= PROVIDED DATA =

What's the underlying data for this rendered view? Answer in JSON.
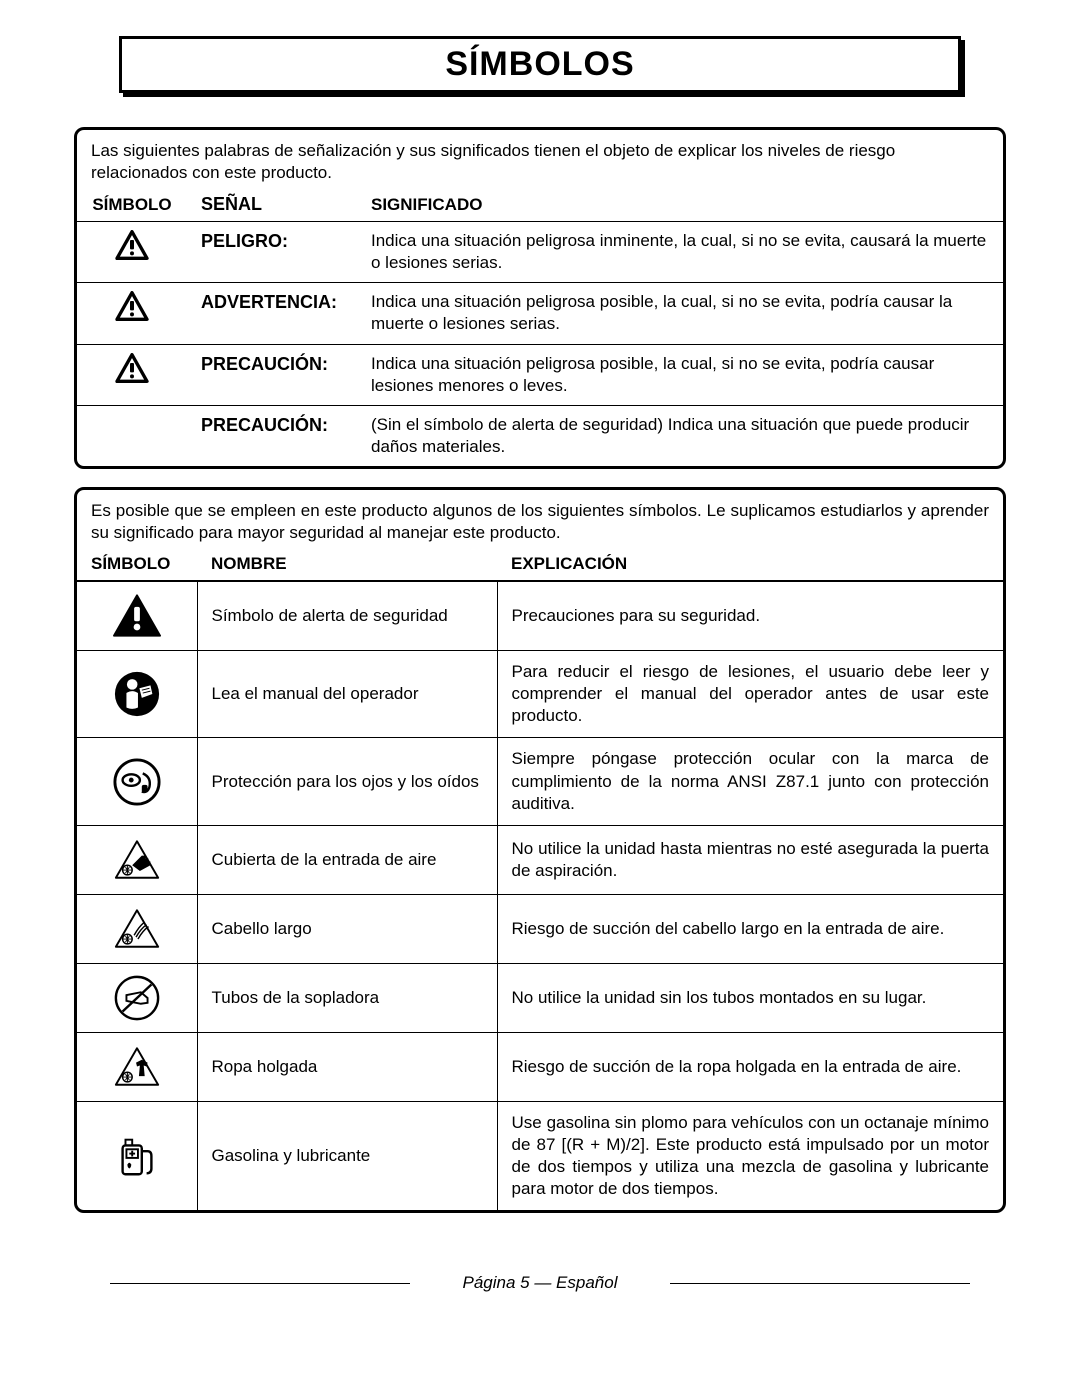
{
  "title": "SÍMBOLOS",
  "box1": {
    "intro": "Las siguientes palabras de señalización y sus significados tienen el objeto de explicar los niveles de riesgo relacionados con este producto.",
    "headers": {
      "symbol": "SÍMBOLO",
      "signal": "SEÑAL",
      "meaning": "SIGNIFICADO"
    },
    "rows": [
      {
        "icon": "alert",
        "signal": "PELIGRO:",
        "meaning": "Indica una situación peligrosa inminente, la cual, si no se evita, causará la muerte o lesiones serias."
      },
      {
        "icon": "alert",
        "signal": "ADVERTENCIA:",
        "meaning": "Indica una situación peligrosa posible, la cual, si no se evita, podría causar la muerte o lesiones serias."
      },
      {
        "icon": "alert",
        "signal": "PRECAUCIÓN:",
        "meaning": "Indica una situación peligrosa posible, la cual, si no se evita, podría causar lesiones menores o leves."
      },
      {
        "icon": "",
        "signal": "PRECAUCIÓN:",
        "meaning": "(Sin el símbolo de alerta de seguridad) Indica una situación que puede producir daños materiales."
      }
    ]
  },
  "box2": {
    "intro": "Es posible que se empleen en este producto algunos de los siguientes símbolos. Le suplicamos estudiarlos y aprender su significado para mayor seguridad al manejar este producto.",
    "headers": {
      "symbol": "SÍMBOLO",
      "name": "NOMBRE",
      "explanation": "EXPLICACIÓN"
    },
    "rows": [
      {
        "icon": "alert-solid",
        "name": "Símbolo de alerta de seguridad",
        "explanation": "Precauciones para su seguridad."
      },
      {
        "icon": "read-manual",
        "name": "Lea el manual del operador",
        "explanation": "Para reducir el riesgo de lesiones, el usuario debe leer y comprender el manual del operador antes de usar este producto."
      },
      {
        "icon": "eye-ear",
        "name": "Protección para los ojos y los oídos",
        "explanation": "Siempre póngase protección ocular con la marca de cumplimiento de la norma ANSI Z87.1 junto con protección auditiva."
      },
      {
        "icon": "inlet-hand",
        "name": "Cubierta de la entrada de aire",
        "explanation": "No utilice la unidad hasta mientras no esté asegurada la puerta de aspiración."
      },
      {
        "icon": "long-hair",
        "name": "Cabello largo",
        "explanation": "Riesgo de succión del cabello largo en la entrada de aire."
      },
      {
        "icon": "tubes",
        "name": "Tubos de la sopladora",
        "explanation": "No utilice la unidad sin los tubos montados en su lugar."
      },
      {
        "icon": "loose-clothes",
        "name": "Ropa holgada",
        "explanation": "Riesgo de succión de la ropa holgada en la entrada de aire."
      },
      {
        "icon": "fuel",
        "name": "Gasolina y lubricante",
        "explanation": "Use gasolina sin plomo para vehículos con un octanaje mínimo de 87 [(R + M)/2]. Este producto está impulsado por un motor de dos tiempos y utiliza una mezcla de gasolina y lubricante para motor de dos tiempos."
      }
    ]
  },
  "footer": "Página 5 — Español"
}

= REQUIREMENTS =
Go through the material and copy out every line with "aire" in it.

= ANSWER TO THIS PROBLEM =
        "name": "Cubierta de la entrada de aire",
        "explanation": "Riesgo de succión del cabello largo en la entrada de aire."
        "explanation": "Riesgo de succión de la ropa holgada en la entrada de aire."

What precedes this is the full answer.